• Written exercise
Count how many lines below contain the word "ελληνικών", then give that number alone.
>> begin Extracted material
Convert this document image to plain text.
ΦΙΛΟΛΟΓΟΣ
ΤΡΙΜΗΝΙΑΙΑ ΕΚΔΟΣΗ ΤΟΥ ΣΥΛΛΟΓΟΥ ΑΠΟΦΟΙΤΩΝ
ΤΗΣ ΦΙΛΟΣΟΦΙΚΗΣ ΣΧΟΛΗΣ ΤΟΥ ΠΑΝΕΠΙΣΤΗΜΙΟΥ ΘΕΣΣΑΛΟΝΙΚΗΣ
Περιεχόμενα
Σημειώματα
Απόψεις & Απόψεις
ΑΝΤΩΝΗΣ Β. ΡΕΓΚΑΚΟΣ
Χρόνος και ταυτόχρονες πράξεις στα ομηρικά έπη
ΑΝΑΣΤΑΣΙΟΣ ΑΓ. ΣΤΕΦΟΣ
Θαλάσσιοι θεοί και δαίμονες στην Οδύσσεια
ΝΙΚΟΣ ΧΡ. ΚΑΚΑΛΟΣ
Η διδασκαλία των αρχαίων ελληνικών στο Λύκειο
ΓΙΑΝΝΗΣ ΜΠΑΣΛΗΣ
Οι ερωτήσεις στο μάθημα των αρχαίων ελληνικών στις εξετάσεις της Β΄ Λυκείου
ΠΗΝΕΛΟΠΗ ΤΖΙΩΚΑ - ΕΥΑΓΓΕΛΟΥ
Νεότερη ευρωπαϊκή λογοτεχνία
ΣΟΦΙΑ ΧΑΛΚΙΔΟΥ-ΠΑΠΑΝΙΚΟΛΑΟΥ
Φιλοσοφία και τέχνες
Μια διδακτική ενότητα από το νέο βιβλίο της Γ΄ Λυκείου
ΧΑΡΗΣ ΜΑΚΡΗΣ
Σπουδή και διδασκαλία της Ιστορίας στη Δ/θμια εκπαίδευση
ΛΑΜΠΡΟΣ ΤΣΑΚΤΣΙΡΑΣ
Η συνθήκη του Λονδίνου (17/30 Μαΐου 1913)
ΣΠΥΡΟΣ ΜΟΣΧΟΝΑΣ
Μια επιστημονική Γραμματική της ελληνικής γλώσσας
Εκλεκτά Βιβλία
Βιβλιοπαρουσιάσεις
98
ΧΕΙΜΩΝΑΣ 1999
>> end Extracted material
>> begin Extracted material
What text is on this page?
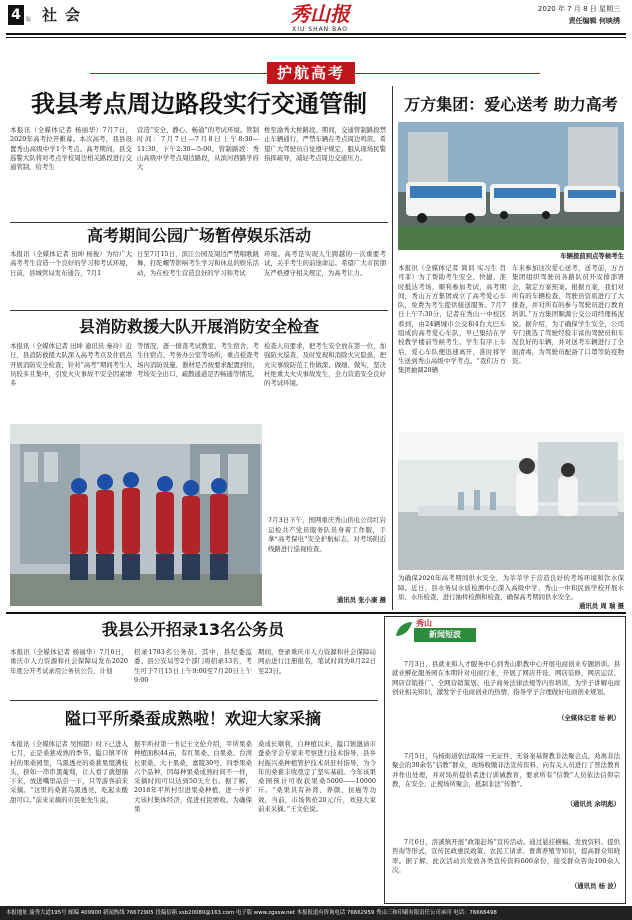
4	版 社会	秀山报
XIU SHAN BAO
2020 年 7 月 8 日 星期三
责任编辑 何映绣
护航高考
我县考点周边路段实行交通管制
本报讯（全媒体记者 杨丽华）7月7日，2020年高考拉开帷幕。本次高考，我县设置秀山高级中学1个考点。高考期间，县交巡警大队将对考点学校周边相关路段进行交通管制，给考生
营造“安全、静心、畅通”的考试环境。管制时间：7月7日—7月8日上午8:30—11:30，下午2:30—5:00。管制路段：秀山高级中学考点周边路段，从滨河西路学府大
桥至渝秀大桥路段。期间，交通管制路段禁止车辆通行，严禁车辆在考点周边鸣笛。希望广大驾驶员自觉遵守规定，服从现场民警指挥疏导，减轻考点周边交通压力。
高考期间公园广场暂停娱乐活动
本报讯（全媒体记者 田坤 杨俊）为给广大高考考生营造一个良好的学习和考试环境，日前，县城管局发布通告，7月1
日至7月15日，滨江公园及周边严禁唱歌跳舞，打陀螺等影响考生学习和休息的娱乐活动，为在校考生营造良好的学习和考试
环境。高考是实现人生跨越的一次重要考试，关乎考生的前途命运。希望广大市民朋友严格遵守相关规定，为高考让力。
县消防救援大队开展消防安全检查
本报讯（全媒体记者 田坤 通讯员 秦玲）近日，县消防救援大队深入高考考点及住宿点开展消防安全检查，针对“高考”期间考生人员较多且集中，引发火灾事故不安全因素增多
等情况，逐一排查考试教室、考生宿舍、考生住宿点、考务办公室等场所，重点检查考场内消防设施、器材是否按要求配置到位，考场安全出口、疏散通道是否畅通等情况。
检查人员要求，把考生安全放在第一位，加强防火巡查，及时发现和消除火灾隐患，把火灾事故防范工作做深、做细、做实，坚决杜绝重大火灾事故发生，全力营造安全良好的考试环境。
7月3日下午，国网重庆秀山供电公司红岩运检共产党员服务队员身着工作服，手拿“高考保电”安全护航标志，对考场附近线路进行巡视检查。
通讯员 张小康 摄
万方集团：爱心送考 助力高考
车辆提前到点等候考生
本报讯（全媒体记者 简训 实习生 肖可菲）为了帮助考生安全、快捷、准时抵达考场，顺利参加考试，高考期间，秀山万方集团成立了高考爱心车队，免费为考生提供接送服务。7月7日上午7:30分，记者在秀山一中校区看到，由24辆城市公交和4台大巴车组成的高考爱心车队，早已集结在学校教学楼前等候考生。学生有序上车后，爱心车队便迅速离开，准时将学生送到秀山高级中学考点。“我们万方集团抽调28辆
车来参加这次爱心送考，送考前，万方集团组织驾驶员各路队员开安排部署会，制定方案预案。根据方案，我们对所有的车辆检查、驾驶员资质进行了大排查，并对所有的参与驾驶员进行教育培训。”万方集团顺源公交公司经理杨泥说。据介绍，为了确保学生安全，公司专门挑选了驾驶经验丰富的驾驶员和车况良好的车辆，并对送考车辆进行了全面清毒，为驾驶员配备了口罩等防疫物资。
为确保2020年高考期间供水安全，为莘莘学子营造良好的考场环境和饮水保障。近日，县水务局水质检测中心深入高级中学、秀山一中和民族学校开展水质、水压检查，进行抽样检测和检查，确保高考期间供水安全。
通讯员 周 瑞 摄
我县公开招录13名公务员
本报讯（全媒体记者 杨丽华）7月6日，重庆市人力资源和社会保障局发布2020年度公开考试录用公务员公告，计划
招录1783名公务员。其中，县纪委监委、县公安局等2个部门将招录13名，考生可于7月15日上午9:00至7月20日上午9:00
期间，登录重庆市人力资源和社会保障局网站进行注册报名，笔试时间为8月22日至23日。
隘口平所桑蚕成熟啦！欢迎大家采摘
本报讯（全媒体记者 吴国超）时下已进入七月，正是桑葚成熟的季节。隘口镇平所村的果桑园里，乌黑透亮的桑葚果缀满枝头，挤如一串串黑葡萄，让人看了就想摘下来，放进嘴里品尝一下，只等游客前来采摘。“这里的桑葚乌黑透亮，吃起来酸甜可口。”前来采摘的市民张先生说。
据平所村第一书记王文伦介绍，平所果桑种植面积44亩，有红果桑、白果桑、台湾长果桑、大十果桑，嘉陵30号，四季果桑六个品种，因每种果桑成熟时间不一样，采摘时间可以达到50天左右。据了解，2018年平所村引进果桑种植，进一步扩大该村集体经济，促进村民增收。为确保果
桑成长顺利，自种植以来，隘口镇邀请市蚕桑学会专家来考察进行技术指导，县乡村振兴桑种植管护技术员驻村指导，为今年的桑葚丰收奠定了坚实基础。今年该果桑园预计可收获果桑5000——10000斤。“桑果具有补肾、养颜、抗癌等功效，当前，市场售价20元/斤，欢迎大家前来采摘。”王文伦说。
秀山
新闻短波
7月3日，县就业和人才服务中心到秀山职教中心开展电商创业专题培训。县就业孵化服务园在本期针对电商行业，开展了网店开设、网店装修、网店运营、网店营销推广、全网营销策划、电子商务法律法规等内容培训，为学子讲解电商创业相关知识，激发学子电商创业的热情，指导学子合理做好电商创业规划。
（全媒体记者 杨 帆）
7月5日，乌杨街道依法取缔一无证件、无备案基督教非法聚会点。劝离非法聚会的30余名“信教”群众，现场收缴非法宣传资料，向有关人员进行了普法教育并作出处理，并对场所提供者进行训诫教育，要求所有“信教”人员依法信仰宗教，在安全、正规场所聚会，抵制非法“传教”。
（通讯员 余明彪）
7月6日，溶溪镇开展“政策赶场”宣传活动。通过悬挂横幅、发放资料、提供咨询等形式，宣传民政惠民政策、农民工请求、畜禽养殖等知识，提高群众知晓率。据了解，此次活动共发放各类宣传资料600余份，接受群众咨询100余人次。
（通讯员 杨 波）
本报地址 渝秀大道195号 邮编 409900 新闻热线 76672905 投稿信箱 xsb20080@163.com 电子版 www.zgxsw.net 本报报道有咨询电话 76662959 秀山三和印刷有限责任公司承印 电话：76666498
>> end Extracted material
• Correct response
2